INSTRUCTION :: Locate all lines in the data below that hold "bank" and show them.

ENTRIES SHOWN ::
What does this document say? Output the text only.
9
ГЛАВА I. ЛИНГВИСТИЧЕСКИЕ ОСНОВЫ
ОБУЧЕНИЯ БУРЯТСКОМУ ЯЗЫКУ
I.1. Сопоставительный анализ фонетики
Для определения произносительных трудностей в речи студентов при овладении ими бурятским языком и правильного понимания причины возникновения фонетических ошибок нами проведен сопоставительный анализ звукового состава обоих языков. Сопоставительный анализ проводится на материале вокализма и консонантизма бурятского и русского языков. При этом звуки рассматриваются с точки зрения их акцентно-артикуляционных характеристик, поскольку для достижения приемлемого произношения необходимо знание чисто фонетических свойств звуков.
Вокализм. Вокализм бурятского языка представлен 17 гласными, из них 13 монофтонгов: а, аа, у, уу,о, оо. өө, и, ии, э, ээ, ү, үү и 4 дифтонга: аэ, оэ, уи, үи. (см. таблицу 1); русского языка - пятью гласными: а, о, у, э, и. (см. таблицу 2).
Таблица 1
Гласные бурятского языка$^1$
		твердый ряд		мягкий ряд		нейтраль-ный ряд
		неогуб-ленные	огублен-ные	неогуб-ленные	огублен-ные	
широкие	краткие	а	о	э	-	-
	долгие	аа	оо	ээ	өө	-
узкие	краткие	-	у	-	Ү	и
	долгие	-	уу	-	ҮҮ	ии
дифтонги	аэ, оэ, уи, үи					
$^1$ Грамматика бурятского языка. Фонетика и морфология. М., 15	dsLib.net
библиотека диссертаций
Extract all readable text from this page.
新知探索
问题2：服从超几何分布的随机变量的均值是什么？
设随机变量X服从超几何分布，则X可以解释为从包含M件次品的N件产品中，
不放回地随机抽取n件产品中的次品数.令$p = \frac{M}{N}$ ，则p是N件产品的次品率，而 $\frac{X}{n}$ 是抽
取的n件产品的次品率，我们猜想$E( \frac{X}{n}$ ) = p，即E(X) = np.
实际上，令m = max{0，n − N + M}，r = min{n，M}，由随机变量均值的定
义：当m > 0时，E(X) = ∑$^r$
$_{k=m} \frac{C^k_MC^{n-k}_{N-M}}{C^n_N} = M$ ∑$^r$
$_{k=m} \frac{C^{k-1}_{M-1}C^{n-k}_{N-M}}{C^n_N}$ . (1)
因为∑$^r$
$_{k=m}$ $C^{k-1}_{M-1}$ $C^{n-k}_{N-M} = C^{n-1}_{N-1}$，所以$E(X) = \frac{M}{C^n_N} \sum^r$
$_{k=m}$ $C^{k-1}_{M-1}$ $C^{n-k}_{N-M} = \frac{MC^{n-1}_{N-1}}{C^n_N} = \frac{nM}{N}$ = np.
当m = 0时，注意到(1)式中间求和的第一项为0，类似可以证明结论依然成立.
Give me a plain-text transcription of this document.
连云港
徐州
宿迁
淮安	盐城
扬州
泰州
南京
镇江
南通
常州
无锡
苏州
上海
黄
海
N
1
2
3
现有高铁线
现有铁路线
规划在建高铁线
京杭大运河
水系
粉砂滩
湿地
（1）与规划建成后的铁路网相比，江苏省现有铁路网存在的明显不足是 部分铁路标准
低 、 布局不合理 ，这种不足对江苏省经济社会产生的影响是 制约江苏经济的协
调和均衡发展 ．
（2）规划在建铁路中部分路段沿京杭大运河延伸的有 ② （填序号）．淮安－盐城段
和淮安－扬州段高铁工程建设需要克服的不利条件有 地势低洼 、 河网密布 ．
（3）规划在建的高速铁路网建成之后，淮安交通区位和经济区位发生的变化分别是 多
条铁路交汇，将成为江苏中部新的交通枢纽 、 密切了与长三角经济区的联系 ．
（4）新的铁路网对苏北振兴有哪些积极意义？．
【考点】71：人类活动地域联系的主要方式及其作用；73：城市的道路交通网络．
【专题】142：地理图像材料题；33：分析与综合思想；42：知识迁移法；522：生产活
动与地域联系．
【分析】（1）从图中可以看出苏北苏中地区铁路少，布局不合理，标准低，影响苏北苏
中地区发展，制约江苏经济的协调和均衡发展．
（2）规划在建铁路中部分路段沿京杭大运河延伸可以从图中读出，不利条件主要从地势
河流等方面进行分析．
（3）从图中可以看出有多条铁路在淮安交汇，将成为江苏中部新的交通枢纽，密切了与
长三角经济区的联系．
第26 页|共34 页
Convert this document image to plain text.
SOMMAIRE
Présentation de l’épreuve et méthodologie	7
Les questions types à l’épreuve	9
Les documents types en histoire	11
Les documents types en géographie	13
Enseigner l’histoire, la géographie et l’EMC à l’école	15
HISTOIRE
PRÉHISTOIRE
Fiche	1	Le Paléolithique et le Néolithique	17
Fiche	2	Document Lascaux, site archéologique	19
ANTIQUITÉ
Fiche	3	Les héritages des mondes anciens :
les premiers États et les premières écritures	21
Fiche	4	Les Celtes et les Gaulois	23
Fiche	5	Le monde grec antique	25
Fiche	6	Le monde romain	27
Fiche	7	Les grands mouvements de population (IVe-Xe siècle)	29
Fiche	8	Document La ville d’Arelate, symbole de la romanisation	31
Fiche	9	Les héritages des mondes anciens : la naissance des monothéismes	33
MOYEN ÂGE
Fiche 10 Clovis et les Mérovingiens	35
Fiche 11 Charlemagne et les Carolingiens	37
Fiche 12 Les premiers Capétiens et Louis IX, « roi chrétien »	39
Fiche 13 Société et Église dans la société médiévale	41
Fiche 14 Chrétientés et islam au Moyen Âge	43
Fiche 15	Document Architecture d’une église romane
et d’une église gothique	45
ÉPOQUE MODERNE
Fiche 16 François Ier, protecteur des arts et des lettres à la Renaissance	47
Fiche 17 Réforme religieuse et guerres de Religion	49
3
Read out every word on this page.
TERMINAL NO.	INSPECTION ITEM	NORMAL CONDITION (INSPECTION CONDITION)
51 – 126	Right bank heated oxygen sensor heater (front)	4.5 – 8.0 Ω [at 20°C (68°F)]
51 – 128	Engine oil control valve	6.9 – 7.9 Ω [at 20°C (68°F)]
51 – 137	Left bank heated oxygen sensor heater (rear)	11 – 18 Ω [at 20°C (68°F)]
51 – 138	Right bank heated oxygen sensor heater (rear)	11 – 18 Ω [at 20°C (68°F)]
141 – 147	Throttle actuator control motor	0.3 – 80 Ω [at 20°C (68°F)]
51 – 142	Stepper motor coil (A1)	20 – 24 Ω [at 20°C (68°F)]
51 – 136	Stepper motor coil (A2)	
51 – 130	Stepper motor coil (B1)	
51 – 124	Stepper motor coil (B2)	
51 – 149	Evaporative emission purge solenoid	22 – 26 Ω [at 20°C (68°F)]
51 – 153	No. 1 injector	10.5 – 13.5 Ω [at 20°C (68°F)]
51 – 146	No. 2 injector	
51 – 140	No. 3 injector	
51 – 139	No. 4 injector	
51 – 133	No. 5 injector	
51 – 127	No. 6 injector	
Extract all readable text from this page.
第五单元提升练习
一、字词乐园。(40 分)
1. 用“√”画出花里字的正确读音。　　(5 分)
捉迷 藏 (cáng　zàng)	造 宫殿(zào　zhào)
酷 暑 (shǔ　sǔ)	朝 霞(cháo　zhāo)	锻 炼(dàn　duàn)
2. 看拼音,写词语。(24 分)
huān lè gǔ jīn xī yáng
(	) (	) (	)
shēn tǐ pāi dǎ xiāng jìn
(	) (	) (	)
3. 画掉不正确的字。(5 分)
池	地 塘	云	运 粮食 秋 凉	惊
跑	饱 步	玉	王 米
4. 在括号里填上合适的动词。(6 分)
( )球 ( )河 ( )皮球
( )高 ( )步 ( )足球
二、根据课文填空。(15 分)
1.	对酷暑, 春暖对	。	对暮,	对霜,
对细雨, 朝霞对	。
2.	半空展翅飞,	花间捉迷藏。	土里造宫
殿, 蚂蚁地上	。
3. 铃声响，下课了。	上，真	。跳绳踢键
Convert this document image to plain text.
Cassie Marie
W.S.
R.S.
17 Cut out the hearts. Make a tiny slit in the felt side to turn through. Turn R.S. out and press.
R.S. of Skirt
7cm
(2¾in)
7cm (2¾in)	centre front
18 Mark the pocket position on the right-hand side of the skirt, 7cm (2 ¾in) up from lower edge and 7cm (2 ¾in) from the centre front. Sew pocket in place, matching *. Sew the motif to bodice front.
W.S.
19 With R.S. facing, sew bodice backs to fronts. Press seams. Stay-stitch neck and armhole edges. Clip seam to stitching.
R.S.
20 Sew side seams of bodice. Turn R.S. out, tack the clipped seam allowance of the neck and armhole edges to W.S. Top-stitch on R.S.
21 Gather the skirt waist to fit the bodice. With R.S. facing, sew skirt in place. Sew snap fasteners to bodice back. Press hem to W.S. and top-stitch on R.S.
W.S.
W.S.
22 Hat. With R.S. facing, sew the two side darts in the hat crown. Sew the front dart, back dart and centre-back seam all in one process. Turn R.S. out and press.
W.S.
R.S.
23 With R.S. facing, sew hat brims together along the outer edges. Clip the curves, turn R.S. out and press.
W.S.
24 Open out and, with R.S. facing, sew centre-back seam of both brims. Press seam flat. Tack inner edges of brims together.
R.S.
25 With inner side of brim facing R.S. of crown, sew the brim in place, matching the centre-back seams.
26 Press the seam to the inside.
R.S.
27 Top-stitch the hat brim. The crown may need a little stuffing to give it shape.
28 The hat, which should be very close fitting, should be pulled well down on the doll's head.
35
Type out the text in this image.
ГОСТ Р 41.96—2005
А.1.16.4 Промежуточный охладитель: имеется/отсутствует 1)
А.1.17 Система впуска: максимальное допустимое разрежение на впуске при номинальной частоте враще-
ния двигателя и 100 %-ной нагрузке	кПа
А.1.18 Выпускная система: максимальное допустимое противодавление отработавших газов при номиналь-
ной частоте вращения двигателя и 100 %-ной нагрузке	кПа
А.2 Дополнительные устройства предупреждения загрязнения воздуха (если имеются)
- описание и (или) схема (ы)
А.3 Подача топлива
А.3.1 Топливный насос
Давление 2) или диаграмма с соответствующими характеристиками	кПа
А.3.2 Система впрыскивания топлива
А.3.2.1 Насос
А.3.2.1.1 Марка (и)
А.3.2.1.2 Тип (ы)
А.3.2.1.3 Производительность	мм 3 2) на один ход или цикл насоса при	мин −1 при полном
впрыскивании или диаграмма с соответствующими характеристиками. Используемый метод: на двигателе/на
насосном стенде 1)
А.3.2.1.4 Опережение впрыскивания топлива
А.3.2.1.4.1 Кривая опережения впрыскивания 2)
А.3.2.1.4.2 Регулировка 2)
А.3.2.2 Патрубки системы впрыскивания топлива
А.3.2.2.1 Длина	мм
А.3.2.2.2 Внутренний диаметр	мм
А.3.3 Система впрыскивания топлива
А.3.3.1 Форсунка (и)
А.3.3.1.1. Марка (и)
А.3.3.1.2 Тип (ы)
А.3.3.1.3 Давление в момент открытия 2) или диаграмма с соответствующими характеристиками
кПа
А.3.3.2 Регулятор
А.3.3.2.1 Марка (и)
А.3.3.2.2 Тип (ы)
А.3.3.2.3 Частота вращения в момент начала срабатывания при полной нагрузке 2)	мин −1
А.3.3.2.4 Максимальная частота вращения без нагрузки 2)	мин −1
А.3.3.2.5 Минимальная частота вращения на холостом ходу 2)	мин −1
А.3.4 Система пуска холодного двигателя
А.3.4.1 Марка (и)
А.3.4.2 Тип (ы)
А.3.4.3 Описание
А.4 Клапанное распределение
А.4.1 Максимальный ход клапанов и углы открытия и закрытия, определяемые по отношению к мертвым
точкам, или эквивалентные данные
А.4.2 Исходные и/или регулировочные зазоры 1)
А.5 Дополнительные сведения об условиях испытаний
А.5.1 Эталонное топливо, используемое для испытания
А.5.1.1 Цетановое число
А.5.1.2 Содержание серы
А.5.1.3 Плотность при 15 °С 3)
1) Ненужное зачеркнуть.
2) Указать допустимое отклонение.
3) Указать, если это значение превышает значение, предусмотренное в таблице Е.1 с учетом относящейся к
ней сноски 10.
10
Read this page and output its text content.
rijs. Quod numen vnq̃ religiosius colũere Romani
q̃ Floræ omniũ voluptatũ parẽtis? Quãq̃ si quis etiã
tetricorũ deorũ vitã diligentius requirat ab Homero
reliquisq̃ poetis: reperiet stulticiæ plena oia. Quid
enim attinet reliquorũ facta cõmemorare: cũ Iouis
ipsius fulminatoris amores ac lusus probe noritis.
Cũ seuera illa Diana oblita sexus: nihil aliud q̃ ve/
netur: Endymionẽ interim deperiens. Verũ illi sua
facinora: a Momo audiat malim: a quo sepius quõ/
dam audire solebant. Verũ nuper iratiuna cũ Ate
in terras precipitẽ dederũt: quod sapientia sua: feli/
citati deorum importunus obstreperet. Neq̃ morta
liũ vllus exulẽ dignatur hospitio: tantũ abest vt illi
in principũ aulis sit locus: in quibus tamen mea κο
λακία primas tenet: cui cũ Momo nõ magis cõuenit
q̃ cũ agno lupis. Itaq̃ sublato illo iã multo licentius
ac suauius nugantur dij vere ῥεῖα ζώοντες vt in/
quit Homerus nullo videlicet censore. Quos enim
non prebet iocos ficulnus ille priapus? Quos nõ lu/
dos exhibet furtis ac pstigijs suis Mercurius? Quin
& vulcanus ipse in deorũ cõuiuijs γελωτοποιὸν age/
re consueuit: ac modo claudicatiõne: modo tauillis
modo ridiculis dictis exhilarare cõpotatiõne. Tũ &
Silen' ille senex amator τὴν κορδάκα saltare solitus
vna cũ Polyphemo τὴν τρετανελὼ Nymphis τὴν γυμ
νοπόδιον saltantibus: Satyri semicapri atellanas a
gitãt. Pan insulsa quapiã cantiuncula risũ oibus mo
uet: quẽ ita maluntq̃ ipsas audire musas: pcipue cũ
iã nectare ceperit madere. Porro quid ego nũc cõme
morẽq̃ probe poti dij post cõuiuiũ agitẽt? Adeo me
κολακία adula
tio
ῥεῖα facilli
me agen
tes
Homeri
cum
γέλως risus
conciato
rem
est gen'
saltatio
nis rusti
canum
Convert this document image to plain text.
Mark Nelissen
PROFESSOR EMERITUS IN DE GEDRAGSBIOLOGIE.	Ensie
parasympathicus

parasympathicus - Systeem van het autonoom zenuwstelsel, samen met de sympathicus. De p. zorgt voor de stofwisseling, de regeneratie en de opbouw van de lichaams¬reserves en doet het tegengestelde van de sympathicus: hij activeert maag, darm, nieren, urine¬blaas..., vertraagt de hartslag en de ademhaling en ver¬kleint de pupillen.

ANSWER TO THIS TASK ::
51 – 126	Right bank heated oxygen sensor heater (front)	4.5 – 8.0 Ω [at 20°C (68°F)]
51 – 137	Left bank heated oxygen sensor heater (rear)	11 – 18 Ω [at 20°C (68°F)]
51 – 138	Right bank heated oxygen sensor heater (rear)	11 – 18 Ω [at 20°C (68°F)]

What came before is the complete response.